■ Given task ■
Could you write out every entry exactly as it stands?
═════ Input rows
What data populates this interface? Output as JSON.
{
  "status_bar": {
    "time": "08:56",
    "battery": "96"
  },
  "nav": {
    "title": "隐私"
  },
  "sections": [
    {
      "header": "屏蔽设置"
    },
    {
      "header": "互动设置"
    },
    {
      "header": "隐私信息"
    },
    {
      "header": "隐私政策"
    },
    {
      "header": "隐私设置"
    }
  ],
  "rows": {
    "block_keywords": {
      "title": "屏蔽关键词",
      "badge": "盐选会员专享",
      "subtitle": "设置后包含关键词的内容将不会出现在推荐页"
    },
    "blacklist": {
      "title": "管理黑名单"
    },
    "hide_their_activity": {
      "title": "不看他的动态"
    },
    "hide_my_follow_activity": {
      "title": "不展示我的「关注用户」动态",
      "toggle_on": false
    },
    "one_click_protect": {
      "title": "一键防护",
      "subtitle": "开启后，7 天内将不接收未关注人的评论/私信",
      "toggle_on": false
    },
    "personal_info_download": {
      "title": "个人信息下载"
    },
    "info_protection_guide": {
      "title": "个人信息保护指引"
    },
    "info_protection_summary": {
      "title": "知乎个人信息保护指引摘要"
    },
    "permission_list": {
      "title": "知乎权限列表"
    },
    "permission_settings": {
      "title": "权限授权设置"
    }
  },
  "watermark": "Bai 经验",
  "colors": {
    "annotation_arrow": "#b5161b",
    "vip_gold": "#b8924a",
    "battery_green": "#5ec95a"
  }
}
══════════
■ Expected answer ■
What data populates this interface? Output as JSON.
{
  "status_bar": {
    "time": "08:56",
    "battery": "96"
  },
  "nav": {
    "title": "隐私"
  },
  "sections": [
    {
      "header": "屏蔽设置"
    },
    {
      "header": "互动设置"
    },
    {
      "header": "隐私信息"
    },
    {
      "header": "隐私政策"
    },
    {
      "header": "隐私设置"
    }
  ],
  "rows": {
    "block_keywords": {
      "title": "屏蔽关键词",
      "badge": "盐选会员专享",
      "subtitle": "设置后包含关键词的内容将不会出现在推荐页"
    },
    "blacklist": {
      "title": "管理黑名单"
    },
    "hide_their_activity": {
      "title": "不看他的动态"
    },
    "hide_my_follow_activity": {
      "title": "不展示我的「关注用户」动态",
      "toggle_on": false
    },
    "one_click_protect": {
      "title": "一键防护",
      "subtitle": "开启后，7 天内将不接收未关注人的评论/私信",
      "toggle_on": false
    },
    "personal_info_download": {
      "title": "个人信息下载"
    },
    "info_protection_guide": {
      "title": "个人信息保护指引"
    },
    "info_protection_summary": {
      "title": "知乎个人信息保护指引摘要"
    },
    "permission_list": {
      "title": "知乎权限列表"
    },
    "permission_settings": {
      "title": "权限授权设置"
    }
  },
  "watermark": "Bai 经验",
  "colors": {
    "annotation_arrow": "#b5161b",
    "vip_gold": "#b8924a",
    "battery_green": "#5ec95a"
  }
}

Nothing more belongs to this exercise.